══ Provided data ══
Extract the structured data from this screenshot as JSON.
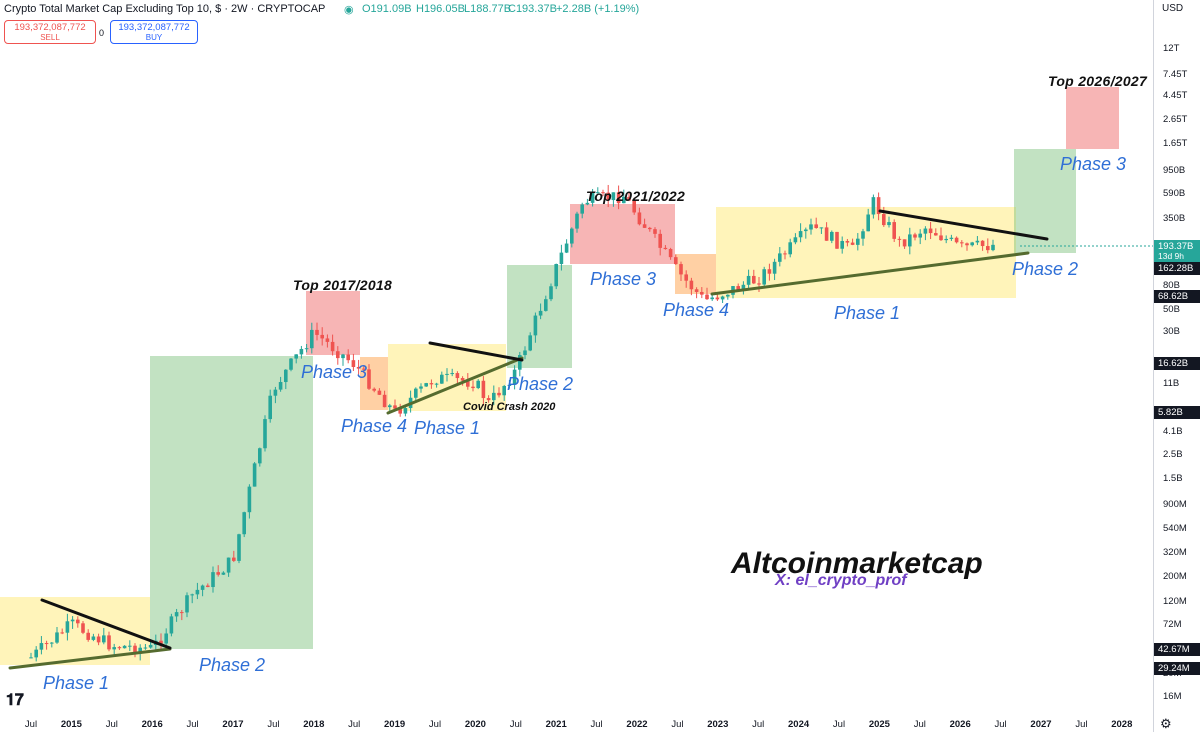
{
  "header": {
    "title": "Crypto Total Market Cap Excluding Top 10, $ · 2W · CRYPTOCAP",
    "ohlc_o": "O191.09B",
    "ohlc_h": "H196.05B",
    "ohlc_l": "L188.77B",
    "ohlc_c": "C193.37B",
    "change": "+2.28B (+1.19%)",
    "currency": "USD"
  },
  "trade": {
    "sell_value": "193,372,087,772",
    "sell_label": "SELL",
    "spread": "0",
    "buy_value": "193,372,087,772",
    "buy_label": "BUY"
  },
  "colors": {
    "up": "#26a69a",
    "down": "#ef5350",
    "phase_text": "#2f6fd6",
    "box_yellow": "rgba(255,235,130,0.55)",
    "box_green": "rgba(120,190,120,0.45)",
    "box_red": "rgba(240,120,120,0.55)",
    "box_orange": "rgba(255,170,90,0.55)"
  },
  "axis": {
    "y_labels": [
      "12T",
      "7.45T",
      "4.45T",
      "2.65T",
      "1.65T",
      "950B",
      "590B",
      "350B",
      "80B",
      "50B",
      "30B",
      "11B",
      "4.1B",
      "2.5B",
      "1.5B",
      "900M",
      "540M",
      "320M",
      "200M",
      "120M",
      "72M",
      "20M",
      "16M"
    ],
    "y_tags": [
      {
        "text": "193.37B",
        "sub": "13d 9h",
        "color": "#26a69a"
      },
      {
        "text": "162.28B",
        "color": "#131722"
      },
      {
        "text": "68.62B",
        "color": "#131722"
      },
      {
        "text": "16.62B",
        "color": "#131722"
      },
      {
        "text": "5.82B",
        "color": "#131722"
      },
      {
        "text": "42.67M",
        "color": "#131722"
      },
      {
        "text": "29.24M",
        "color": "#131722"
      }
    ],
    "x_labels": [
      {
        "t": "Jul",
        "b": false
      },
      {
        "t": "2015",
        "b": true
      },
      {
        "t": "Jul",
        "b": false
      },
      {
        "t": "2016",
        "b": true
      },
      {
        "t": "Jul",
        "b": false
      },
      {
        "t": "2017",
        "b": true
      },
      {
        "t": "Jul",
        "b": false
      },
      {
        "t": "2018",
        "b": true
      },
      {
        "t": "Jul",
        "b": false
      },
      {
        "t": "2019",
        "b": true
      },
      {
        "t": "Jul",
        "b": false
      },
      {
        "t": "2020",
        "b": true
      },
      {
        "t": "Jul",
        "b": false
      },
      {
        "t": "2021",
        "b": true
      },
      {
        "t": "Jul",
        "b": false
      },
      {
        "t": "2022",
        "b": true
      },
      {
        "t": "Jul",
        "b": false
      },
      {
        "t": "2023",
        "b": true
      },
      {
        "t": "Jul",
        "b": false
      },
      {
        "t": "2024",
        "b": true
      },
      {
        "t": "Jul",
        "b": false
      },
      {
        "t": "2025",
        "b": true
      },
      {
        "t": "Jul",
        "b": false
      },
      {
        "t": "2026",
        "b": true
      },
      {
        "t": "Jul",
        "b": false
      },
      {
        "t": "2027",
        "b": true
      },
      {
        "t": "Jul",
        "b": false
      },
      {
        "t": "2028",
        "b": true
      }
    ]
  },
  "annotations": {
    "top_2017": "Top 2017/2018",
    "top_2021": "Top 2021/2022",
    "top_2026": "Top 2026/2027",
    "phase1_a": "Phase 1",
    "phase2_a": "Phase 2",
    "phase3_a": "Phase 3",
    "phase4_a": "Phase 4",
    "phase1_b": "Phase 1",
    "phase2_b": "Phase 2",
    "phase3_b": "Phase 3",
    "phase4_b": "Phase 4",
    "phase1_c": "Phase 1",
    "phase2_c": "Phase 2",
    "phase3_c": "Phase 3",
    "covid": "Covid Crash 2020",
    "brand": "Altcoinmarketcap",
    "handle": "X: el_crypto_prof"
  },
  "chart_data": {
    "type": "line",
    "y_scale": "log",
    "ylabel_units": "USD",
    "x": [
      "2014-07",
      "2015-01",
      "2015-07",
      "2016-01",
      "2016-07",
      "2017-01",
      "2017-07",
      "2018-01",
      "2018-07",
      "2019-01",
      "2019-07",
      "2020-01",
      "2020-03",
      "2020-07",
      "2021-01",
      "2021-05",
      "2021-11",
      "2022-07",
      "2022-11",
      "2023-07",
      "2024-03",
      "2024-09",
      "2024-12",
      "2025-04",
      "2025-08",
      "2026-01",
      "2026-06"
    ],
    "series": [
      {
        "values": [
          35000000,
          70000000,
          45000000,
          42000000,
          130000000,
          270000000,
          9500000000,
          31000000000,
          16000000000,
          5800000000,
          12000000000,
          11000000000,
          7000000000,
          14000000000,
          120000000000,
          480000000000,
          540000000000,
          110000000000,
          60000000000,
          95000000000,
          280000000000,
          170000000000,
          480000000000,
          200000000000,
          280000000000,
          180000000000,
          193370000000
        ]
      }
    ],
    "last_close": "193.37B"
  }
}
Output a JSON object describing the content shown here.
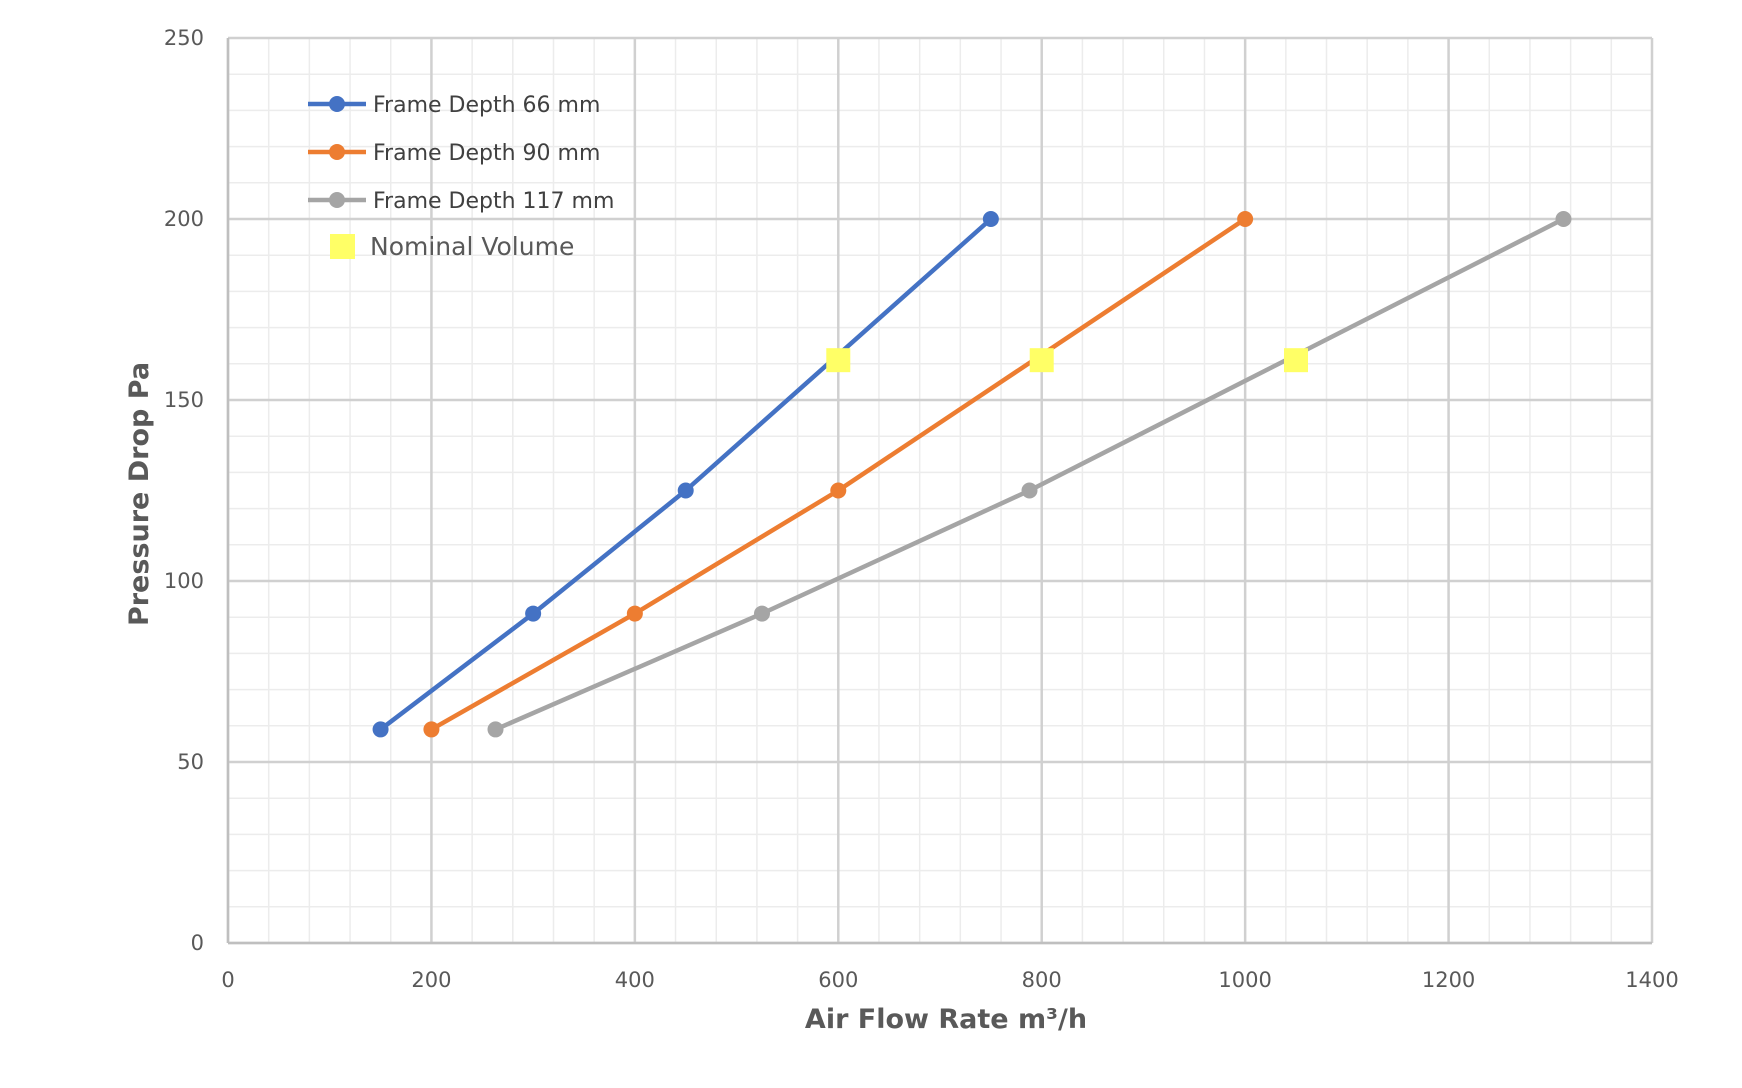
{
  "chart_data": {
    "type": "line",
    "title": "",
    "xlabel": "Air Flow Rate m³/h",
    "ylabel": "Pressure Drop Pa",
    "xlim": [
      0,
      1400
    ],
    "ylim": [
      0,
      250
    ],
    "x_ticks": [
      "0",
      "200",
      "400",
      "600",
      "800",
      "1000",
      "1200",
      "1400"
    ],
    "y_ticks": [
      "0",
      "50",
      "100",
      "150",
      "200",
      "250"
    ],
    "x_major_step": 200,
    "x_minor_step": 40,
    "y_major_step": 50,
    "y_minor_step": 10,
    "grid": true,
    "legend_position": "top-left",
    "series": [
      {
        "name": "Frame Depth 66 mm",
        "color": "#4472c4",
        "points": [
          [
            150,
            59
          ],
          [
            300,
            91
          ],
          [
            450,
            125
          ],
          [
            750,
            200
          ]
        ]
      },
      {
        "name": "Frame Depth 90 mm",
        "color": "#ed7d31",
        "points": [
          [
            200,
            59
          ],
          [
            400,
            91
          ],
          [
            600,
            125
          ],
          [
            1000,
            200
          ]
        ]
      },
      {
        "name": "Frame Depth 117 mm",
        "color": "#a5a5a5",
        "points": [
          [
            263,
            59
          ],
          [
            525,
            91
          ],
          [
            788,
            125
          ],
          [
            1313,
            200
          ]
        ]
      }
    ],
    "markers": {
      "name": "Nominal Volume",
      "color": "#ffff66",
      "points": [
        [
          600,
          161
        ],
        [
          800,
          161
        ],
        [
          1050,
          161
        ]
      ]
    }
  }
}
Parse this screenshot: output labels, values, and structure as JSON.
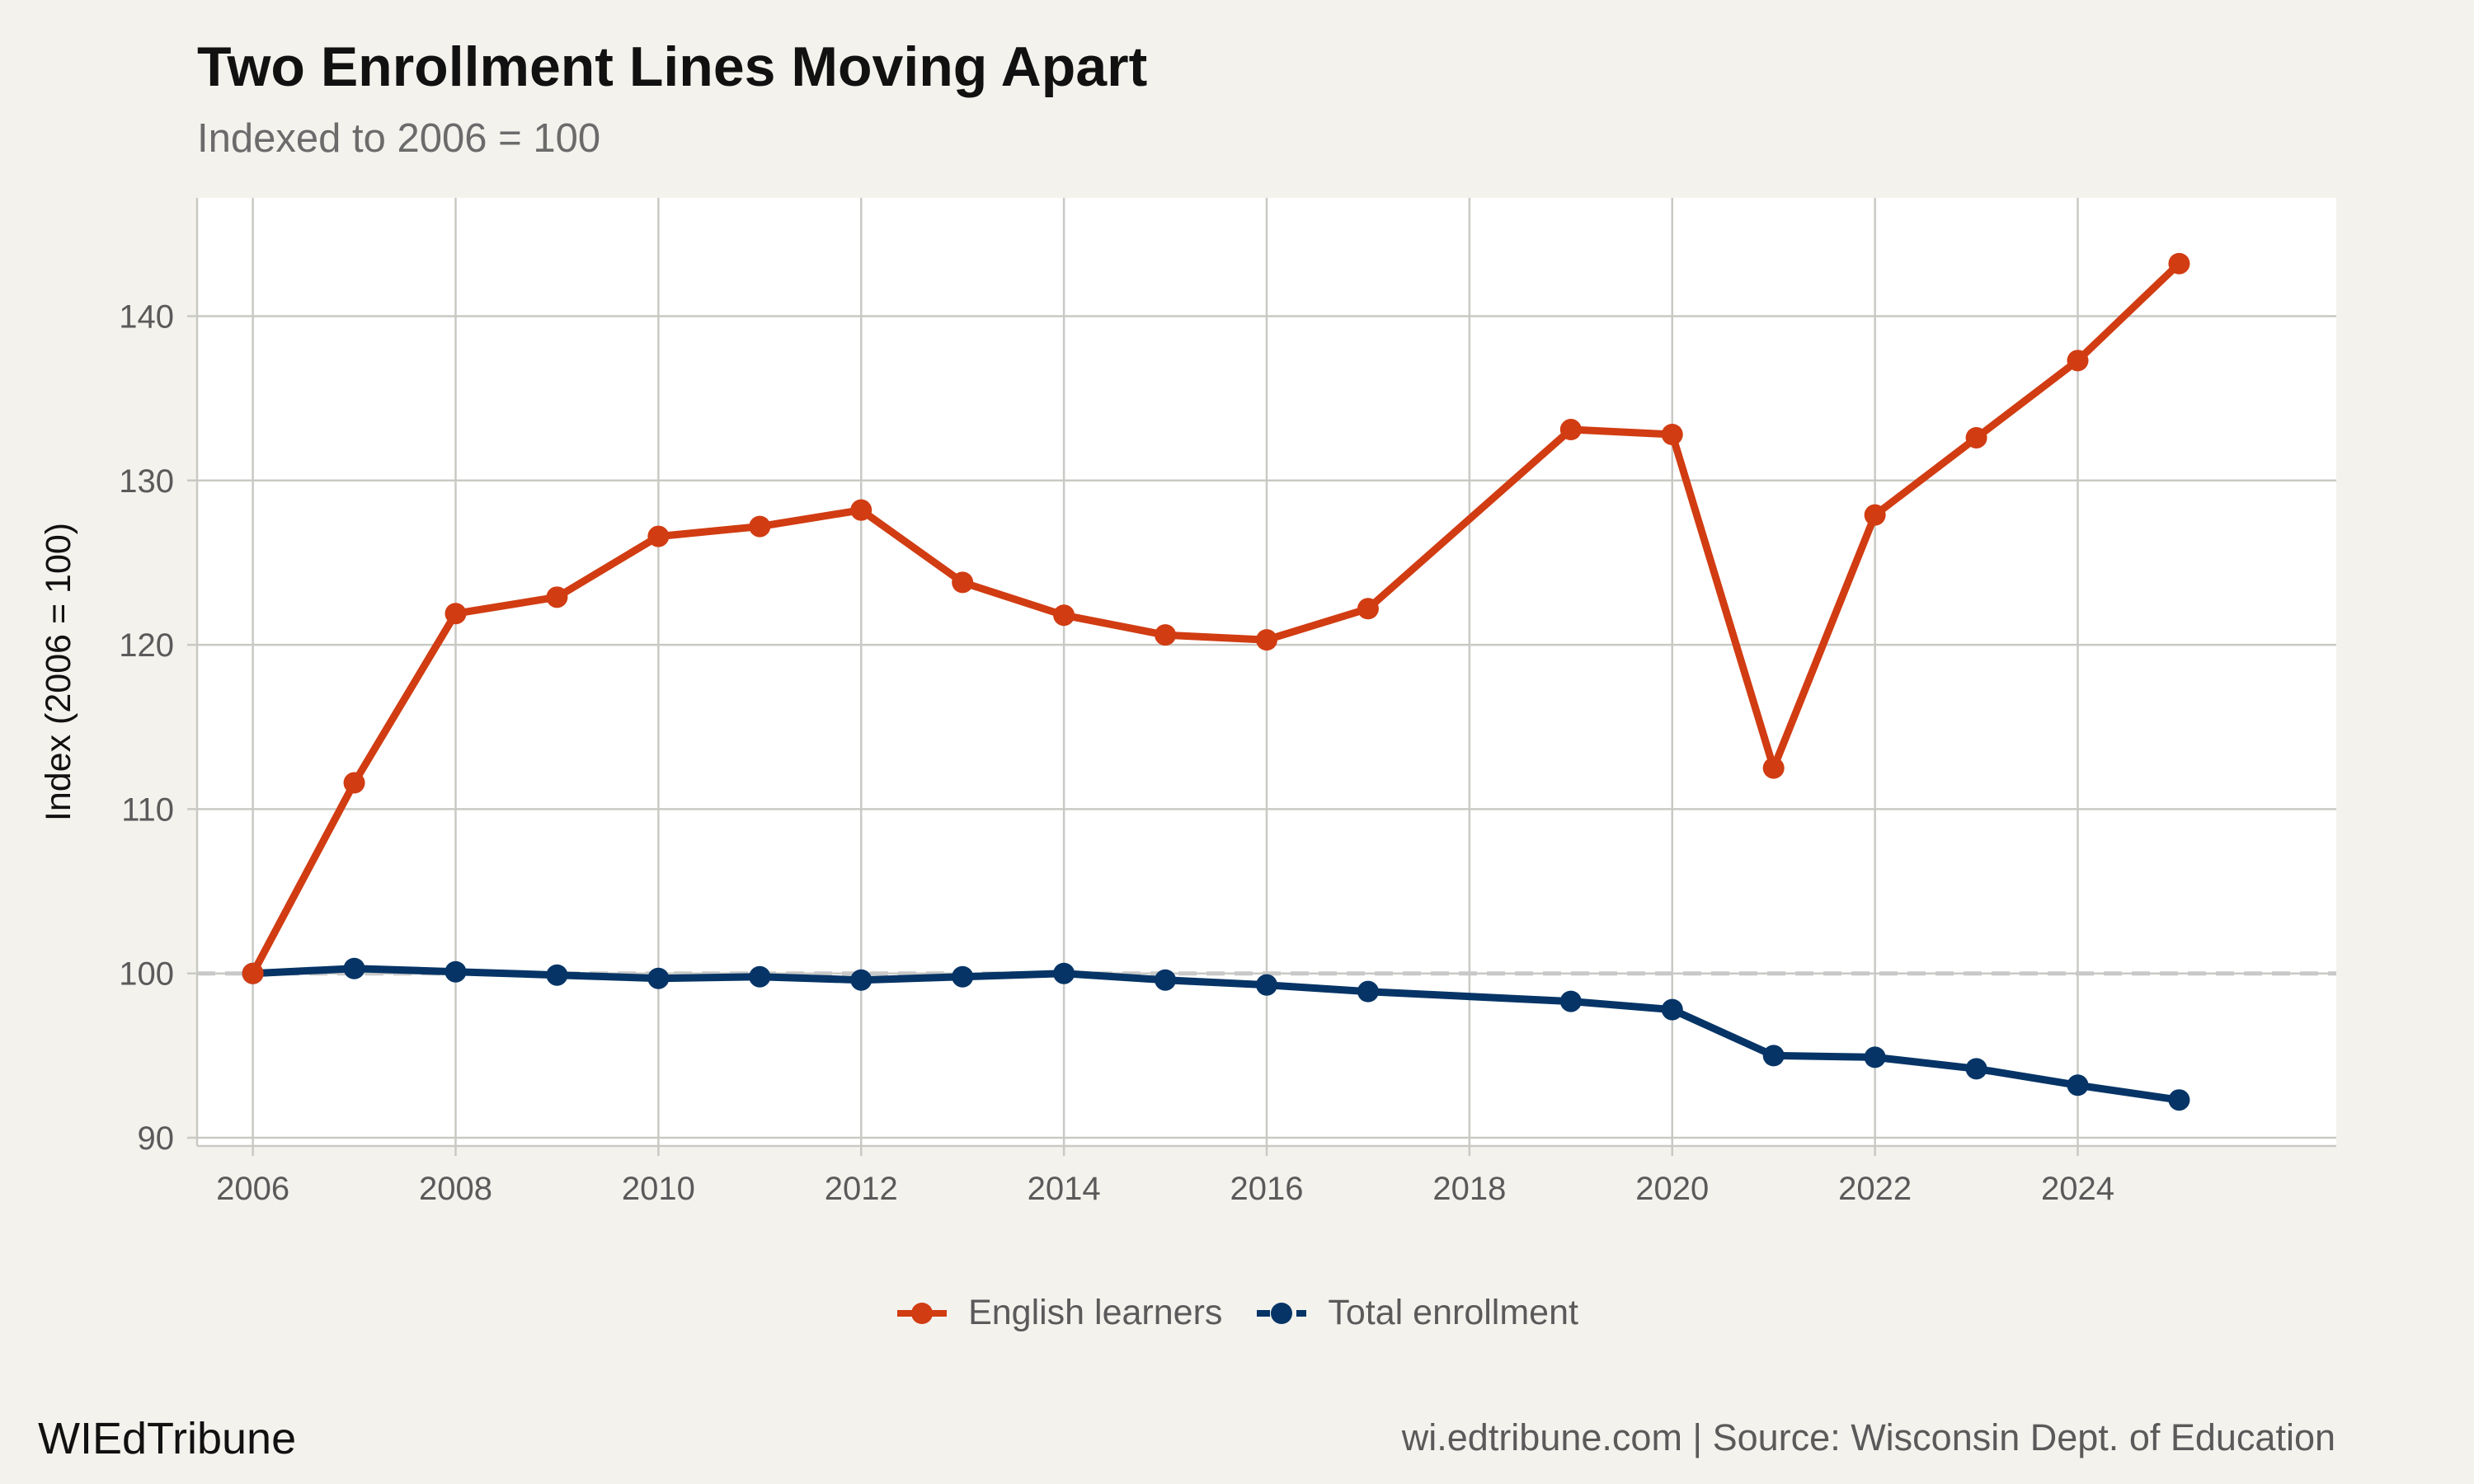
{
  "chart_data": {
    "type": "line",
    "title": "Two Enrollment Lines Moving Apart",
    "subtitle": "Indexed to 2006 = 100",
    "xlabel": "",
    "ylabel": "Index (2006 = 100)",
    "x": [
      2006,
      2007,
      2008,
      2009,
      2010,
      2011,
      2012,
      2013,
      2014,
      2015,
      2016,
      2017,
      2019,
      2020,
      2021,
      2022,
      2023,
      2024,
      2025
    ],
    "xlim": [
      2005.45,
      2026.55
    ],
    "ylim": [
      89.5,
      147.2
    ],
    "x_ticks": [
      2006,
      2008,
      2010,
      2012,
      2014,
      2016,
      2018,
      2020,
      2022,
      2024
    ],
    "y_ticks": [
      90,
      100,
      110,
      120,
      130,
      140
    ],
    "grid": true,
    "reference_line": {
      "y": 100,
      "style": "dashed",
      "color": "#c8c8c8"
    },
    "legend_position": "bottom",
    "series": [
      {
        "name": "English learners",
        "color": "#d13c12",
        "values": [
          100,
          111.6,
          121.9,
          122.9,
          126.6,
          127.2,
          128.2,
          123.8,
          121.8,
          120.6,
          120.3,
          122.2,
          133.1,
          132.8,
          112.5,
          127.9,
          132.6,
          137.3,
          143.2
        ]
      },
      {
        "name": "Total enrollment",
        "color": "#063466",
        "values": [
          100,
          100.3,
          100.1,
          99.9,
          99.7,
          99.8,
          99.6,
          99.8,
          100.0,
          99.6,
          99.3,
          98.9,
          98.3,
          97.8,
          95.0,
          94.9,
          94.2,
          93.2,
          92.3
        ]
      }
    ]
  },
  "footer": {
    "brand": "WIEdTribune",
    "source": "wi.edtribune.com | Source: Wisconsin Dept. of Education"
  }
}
═══
**Requirements**: Every line holding "Depth" should be copied out.

**Output of the task**:
        "name": "Frame Depth 66 mm",
        "name": "Frame Depth 90 mm",
        "name": "Frame Depth 117 mm",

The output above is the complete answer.